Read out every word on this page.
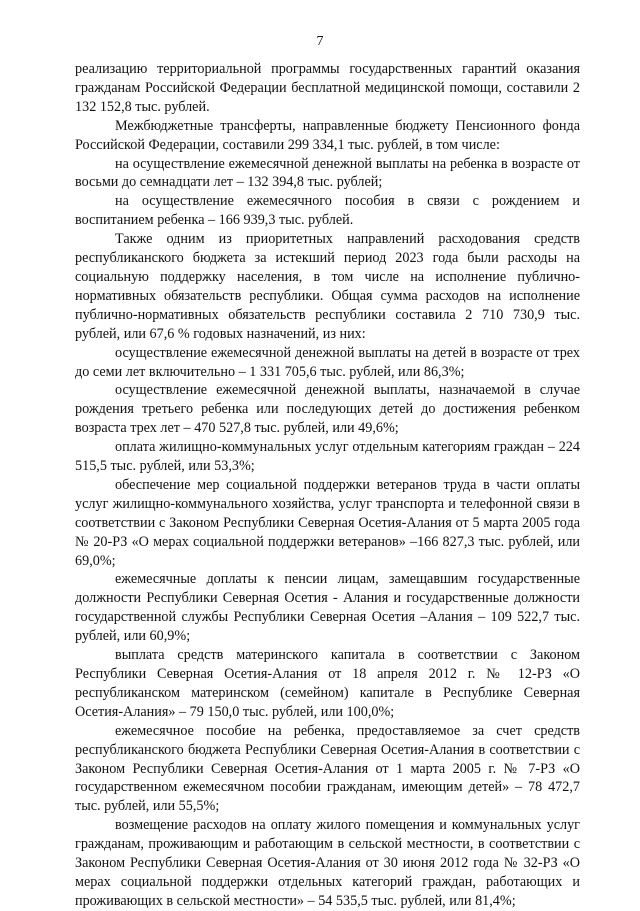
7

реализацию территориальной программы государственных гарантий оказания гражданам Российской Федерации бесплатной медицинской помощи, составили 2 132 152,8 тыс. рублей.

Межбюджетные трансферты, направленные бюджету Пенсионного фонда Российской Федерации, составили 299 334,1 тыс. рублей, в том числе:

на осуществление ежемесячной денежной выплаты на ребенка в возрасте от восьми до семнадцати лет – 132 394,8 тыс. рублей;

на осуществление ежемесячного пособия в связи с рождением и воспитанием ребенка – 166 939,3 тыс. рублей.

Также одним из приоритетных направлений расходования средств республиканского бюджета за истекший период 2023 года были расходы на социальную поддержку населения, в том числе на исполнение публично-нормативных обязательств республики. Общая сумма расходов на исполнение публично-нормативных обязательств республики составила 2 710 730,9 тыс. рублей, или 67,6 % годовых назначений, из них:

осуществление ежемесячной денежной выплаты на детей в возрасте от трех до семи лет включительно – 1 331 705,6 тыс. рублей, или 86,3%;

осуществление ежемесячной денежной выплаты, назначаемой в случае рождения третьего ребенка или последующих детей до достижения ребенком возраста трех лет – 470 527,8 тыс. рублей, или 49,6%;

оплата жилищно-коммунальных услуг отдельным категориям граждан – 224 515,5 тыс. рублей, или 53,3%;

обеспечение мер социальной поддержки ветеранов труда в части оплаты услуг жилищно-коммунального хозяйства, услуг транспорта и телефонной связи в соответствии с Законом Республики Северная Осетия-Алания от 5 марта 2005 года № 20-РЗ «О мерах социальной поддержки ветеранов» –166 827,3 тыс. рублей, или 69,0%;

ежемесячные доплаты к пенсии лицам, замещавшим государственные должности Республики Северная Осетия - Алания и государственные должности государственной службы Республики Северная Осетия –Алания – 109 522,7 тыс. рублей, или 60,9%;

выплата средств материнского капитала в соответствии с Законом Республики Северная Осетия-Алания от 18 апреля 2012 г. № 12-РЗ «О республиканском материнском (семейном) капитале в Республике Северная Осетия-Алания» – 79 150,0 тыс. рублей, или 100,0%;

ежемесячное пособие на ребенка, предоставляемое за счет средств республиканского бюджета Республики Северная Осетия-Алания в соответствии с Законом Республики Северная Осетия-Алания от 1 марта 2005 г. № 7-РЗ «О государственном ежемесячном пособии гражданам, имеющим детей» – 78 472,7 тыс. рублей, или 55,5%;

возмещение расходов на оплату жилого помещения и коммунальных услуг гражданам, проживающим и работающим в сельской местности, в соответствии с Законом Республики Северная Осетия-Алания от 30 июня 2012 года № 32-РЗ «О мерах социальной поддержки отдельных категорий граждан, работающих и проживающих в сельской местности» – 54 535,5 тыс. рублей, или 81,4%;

...

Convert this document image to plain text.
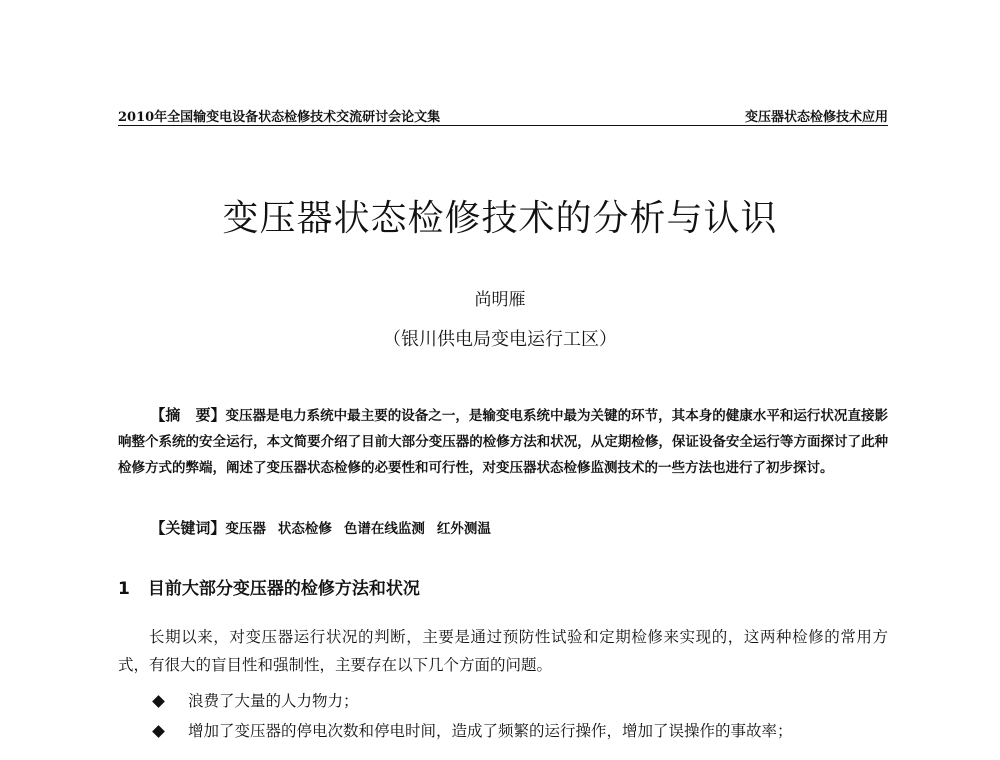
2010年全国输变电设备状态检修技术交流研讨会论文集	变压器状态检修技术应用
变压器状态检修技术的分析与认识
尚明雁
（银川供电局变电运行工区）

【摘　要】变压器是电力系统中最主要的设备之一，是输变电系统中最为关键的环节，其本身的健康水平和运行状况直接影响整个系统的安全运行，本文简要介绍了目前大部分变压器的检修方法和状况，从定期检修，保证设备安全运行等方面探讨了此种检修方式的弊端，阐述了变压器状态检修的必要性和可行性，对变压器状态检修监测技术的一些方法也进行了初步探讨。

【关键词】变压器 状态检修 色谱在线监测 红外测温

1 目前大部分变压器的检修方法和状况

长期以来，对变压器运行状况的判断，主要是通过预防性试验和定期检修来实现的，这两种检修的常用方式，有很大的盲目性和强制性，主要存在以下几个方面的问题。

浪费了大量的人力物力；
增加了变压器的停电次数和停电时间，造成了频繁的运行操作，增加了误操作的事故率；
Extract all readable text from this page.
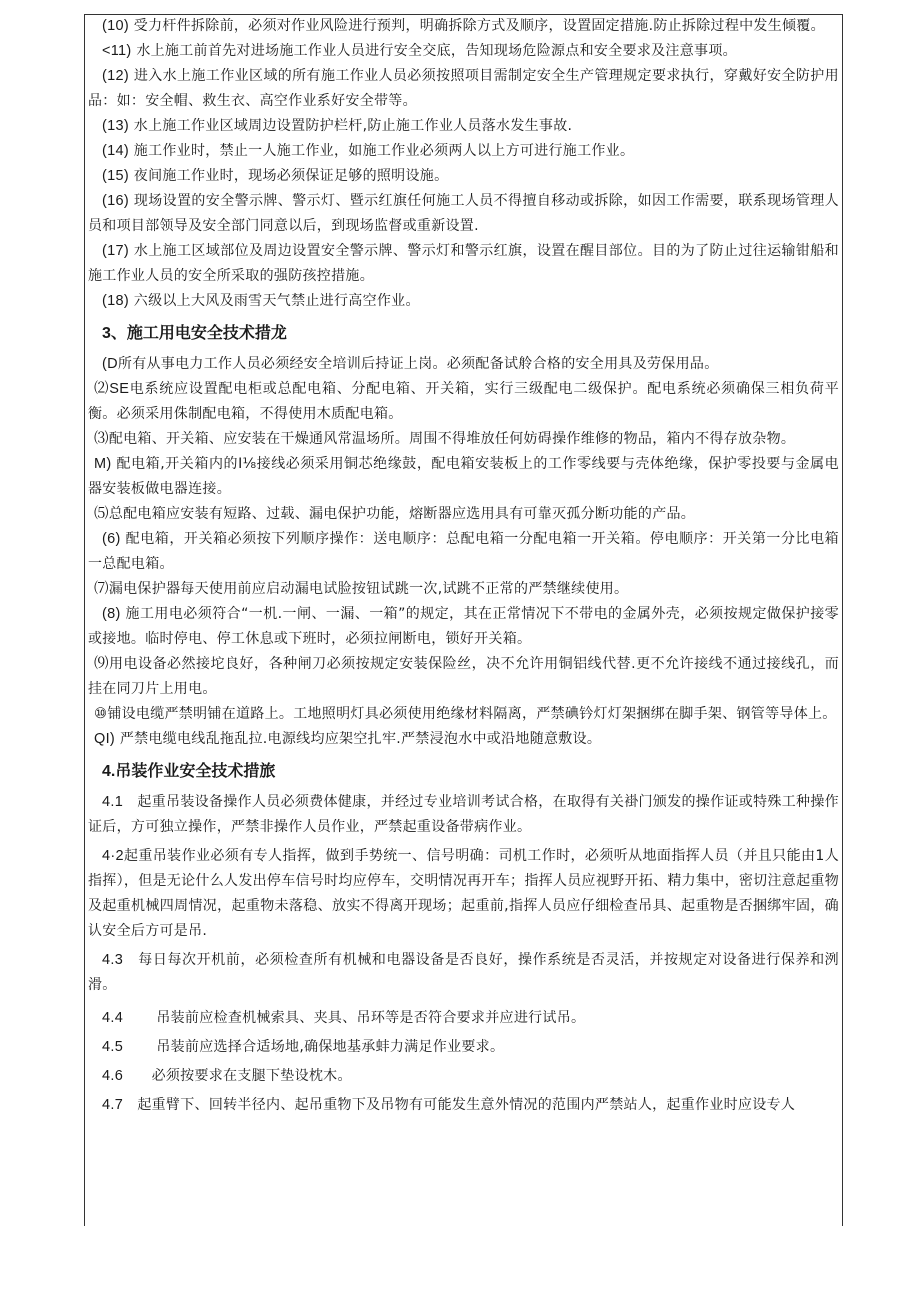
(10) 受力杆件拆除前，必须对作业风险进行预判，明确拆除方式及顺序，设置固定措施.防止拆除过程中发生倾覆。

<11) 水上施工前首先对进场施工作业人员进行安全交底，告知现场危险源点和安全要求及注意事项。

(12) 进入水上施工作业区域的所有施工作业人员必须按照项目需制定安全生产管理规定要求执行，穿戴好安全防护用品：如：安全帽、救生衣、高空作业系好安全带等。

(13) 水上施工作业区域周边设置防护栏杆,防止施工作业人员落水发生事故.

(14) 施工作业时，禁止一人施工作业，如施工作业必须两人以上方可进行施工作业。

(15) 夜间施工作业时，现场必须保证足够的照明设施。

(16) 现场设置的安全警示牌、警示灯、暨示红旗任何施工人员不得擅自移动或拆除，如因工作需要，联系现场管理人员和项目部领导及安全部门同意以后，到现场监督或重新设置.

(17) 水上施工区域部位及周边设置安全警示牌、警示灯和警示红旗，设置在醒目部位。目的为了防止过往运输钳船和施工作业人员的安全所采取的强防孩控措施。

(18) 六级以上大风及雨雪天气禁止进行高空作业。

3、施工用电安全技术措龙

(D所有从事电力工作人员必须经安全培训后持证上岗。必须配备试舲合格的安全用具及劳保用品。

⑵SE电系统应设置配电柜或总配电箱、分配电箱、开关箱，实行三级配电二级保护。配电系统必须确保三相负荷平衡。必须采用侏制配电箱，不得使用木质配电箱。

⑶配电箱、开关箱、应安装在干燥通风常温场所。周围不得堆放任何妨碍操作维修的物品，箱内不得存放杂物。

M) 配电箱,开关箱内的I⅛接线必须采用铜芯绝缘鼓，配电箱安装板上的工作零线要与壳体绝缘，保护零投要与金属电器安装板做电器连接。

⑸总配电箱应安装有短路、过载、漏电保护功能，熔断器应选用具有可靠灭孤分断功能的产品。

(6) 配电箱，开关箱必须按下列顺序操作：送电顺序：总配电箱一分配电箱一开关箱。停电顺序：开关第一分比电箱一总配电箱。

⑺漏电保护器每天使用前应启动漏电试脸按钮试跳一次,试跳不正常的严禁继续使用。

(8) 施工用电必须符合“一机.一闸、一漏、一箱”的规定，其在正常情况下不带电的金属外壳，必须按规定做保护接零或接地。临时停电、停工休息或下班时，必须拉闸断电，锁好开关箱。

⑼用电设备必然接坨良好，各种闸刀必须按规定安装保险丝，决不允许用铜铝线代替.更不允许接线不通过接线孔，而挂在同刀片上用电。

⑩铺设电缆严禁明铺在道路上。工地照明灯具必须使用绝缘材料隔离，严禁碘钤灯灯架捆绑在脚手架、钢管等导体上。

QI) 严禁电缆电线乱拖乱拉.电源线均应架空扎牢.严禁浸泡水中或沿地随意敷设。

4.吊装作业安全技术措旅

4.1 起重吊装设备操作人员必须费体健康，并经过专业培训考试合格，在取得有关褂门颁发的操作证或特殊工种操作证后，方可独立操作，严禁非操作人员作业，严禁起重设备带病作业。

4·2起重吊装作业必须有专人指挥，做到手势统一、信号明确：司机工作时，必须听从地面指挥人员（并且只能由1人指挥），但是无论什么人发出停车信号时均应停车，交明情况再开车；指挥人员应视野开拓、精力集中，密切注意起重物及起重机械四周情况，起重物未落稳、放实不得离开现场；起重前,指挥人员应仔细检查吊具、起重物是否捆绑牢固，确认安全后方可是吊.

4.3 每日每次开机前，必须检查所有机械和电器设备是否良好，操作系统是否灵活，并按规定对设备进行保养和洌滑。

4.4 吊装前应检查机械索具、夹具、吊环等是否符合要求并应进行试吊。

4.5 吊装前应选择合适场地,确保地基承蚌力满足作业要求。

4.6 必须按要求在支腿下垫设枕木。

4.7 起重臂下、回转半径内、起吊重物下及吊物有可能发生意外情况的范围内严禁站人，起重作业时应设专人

--

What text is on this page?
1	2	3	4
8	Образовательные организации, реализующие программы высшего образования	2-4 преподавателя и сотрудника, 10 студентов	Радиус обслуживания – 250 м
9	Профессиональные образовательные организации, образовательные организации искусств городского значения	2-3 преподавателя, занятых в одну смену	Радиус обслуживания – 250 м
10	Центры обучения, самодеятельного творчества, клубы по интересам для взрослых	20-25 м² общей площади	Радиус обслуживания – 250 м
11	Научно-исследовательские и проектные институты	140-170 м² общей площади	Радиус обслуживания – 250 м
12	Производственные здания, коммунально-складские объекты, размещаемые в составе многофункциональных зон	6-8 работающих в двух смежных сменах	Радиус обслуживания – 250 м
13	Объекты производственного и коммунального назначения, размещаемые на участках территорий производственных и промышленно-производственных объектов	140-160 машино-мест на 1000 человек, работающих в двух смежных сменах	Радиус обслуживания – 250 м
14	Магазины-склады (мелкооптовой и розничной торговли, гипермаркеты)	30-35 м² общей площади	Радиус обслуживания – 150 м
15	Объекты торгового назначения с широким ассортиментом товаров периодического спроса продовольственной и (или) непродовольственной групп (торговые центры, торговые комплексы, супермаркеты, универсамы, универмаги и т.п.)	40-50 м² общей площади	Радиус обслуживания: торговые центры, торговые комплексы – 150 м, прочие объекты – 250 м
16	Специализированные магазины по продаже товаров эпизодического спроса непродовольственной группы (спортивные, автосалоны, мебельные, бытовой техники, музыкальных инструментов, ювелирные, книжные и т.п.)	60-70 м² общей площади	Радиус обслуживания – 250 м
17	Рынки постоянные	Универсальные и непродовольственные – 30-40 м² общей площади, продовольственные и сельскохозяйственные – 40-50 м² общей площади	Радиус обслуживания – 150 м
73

- YOUR GOAL
Copy out every line that includes the word "социальной".

- PROBLEM SOLUTION
обеспечение мер социальной поддержки ветеранов труда в части оплаты услуг жилищно-коммунального хозяйства, услуг транспорта и телефонной связи в соответствии с Законом Республики Северная Осетия-Алания от 5 марта 2005 года № 20-РЗ «О мерах социальной поддержки ветеранов» –166 827,3 тыс. рублей, или 69,0%;
возмещение расходов на оплату жилого помещения и коммунальных услуг гражданам, проживающим и работающим в сельской местности, в соответствии с Законом Республики Северная Осетия-Алания от 30 июня 2012 года № 32-РЗ «О мерах социальной поддержки отдельных категорий граждан, работающих и проживающих в сельской местности» – 54 535,5 тыс. рублей, или 81,4%;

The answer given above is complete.